Written problem
In the cumulant derivation below, which textbook equations are used to expand and solve both sides?

Provided passage
==========

(6.1)¶
(a) Work out the first three cumulants $C_1$, $C_2$, and $C_3$.
Using Equations 6.24-6.26 from the textbook, we can expand and solve both sides, paying attention only to terms with $k$ terms of the first, second, and third orders for the first three cumulants.
$exp(\sum_{n=1}^{\infty} \frac{(ik)^n}{n!} C_n) = \sum_{n=0}^{\infty} \langle x^n \rangle$
$\implies e^{(ikC_1 + \frac{(ik)^2}{2}C_2 + \frac{(ik)^3}{6}C_3 + \ldots)} = \langle x_0 \rangle + ik \langle x^1 \rangle + \frac{(ik)^2}{2} \langle x^2 \rangle + \frac{(ik)^3}{6} \langle x^3 \rangle$
$e^x = 1 + x + \frac{x^2}{2} + \frac{x^3}{6} + \ldots$
$x = ikC_1 - \frac{1}{2}k^2C_2 - \frac{1}{6}ik^3C_3 + \ldots$
$\implies 1 + (ikC_1 - \frac{1}{2}k^2C_2 - \frac{1}{6}ik^3C_3) + \frac{1}{2}(ikC_1 - \frac{1}{2}k^2C_2 - \frac{1}{6}ik^3C_3)^2 + \frac{1}{6}(ikC_1 - \frac{1}{2}k^2C_2 - \frac{1}{6}ik^3C_3)^3 = \langle 1 \rangle + ik \langle x \rangle - \frac{k^2}{2} \langle x^2 \rangle - \frac{ik^3}{6} \langle x^3 \rangle$
Since we only care about $k^1$, $k^2$, and $k^3$, we will only extract those terms.

==========

Data supplied
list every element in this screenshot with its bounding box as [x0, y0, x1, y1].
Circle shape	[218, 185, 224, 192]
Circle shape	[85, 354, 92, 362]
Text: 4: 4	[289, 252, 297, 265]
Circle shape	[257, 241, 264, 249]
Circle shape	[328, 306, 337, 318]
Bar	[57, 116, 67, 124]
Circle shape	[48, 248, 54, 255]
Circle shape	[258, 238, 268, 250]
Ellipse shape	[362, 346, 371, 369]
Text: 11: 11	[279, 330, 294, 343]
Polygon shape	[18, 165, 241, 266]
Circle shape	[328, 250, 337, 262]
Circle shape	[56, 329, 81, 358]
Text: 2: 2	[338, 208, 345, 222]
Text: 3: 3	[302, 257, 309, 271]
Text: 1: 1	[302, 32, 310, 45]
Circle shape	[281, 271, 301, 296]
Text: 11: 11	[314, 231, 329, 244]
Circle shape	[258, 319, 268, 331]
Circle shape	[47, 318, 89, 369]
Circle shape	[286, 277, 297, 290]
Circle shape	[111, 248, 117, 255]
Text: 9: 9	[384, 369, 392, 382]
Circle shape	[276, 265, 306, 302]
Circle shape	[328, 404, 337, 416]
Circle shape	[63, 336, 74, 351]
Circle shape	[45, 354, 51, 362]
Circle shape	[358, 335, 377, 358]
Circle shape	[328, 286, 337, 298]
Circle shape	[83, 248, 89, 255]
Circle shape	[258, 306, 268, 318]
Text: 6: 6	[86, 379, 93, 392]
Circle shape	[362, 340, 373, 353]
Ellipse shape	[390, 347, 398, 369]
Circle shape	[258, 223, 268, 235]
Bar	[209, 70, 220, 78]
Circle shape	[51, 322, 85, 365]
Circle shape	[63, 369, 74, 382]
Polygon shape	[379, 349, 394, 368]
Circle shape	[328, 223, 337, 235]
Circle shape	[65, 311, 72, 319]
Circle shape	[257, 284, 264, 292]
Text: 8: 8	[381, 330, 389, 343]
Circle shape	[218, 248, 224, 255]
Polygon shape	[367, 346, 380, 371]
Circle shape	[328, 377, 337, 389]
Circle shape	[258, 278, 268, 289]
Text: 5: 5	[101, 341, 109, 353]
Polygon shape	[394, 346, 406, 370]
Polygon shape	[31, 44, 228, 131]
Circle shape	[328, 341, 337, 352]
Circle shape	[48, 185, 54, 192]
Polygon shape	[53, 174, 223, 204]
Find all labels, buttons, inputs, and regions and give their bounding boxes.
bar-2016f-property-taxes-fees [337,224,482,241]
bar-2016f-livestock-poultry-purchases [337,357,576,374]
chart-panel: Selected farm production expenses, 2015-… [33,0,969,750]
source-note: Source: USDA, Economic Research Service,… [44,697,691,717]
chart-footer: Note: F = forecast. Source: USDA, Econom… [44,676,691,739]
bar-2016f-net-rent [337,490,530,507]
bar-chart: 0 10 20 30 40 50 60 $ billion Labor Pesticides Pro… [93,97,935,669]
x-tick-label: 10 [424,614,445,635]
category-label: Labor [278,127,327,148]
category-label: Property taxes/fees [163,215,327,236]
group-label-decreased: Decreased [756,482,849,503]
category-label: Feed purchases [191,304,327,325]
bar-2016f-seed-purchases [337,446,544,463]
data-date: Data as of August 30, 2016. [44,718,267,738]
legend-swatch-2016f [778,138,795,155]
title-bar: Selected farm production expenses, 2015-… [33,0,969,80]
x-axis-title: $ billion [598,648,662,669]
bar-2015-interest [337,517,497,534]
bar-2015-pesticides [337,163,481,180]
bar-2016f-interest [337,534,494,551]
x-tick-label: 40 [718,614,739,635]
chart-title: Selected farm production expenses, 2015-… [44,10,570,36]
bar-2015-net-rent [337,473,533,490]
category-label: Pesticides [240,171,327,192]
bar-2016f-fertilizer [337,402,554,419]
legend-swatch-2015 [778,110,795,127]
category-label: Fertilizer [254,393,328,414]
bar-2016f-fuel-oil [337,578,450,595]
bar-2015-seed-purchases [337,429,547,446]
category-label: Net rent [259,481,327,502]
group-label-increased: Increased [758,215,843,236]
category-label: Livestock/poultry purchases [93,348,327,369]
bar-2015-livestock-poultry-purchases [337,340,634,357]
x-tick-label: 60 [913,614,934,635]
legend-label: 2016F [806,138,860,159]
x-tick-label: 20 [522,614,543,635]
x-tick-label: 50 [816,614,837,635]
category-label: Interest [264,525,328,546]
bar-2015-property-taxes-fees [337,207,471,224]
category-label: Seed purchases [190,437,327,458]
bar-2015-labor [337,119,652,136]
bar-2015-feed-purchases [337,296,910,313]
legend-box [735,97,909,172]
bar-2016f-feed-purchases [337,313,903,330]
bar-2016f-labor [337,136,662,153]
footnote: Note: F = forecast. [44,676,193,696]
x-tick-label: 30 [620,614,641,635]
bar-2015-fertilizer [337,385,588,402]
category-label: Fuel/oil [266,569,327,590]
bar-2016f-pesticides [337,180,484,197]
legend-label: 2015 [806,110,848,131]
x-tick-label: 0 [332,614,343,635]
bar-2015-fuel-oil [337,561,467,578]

==========

Response
Equations 6.24-6.26.